(Data extracted from a collection)
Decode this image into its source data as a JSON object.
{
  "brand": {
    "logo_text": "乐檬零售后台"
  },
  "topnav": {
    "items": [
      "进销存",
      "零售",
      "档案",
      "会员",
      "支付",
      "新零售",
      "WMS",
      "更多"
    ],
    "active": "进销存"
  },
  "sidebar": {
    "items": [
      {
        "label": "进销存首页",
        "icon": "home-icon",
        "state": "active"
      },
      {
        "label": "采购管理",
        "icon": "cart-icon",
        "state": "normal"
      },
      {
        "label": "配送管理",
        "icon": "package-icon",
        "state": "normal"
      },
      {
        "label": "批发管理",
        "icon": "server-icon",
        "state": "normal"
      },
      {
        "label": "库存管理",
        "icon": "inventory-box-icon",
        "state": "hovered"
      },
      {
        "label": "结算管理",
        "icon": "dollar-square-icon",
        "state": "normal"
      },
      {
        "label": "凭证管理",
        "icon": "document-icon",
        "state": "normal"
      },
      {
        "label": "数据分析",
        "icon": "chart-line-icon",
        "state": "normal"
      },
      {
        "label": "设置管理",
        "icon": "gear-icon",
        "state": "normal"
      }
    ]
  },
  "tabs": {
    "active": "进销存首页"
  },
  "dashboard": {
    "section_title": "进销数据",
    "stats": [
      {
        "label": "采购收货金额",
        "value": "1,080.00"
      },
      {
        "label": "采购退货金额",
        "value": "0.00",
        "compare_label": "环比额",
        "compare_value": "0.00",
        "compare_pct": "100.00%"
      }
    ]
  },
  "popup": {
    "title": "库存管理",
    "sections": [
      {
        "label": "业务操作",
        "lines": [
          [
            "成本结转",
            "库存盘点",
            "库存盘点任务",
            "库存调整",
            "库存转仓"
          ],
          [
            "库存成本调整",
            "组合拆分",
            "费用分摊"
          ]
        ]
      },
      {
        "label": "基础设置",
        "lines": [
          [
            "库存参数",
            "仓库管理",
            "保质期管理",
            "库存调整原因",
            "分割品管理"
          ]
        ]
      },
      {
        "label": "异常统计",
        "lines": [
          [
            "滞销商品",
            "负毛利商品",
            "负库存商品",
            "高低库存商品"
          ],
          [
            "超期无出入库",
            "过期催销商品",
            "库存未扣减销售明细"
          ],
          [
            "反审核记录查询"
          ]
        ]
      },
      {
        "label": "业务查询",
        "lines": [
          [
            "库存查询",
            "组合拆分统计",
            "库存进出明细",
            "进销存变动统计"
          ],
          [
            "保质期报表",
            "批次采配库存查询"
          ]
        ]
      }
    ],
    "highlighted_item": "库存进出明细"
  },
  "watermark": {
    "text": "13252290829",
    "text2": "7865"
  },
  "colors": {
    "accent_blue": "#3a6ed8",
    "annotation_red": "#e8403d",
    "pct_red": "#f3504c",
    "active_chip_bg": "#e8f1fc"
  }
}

## EXERCISE AIM
Write out every record verbatim.

## FINAL RESULT
Decode this image into its source data as a JSON object.
{
  "brand": {
    "logo_text": "乐檬零售后台"
  },
  "topnav": {
    "items": [
      "进销存",
      "零售",
      "档案",
      "会员",
      "支付",
      "新零售",
      "WMS",
      "更多"
    ],
    "active": "进销存"
  },
  "sidebar": {
    "items": [
      {
        "label": "进销存首页",
        "icon": "home-icon",
        "state": "active"
      },
      {
        "label": "采购管理",
        "icon": "cart-icon",
        "state": "normal"
      },
      {
        "label": "配送管理",
        "icon": "package-icon",
        "state": "normal"
      },
      {
        "label": "批发管理",
        "icon": "server-icon",
        "state": "normal"
      },
      {
        "label": "库存管理",
        "icon": "inventory-box-icon",
        "state": "hovered"
      },
      {
        "label": "结算管理",
        "icon": "dollar-square-icon",
        "state": "normal"
      },
      {
        "label": "凭证管理",
        "icon": "document-icon",
        "state": "normal"
      },
      {
        "label": "数据分析",
        "icon": "chart-line-icon",
        "state": "normal"
      },
      {
        "label": "设置管理",
        "icon": "gear-icon",
        "state": "normal"
      }
    ]
  },
  "tabs": {
    "active": "进销存首页"
  },
  "dashboard": {
    "section_title": "进销数据",
    "stats": [
      {
        "label": "采购收货金额",
        "value": "1,080.00"
      },
      {
        "label": "采购退货金额",
        "value": "0.00",
        "compare_label": "环比额",
        "compare_value": "0.00",
        "compare_pct": "100.00%"
      }
    ]
  },
  "popup": {
    "title": "库存管理",
    "sections": [
      {
        "label": "业务操作",
        "lines": [
          [
            "成本结转",
            "库存盘点",
            "库存盘点任务",
            "库存调整",
            "库存转仓"
          ],
          [
            "库存成本调整",
            "组合拆分",
            "费用分摊"
          ]
        ]
      },
      {
        "label": "基础设置",
        "lines": [
          [
            "库存参数",
            "仓库管理",
            "保质期管理",
            "库存调整原因",
            "分割品管理"
          ]
        ]
      },
      {
        "label": "异常统计",
        "lines": [
          [
            "滞销商品",
            "负毛利商品",
            "负库存商品",
            "高低库存商品"
          ],
          [
            "超期无出入库",
            "过期催销商品",
            "库存未扣减销售明细"
          ],
          [
            "反审核记录查询"
          ]
        ]
      },
      {
        "label": "业务查询",
        "lines": [
          [
            "库存查询",
            "组合拆分统计",
            "库存进出明细",
            "进销存变动统计"
          ],
          [
            "保质期报表",
            "批次采配库存查询"
          ]
        ]
      }
    ],
    "highlighted_item": "库存进出明细"
  },
  "watermark": {
    "text": "13252290829",
    "text2": "7865"
  },
  "colors": {
    "accent_blue": "#3a6ed8",
    "annotation_red": "#e8403d",
    "pct_red": "#f3504c",
    "active_chip_bg": "#e8f1fc"
  }
}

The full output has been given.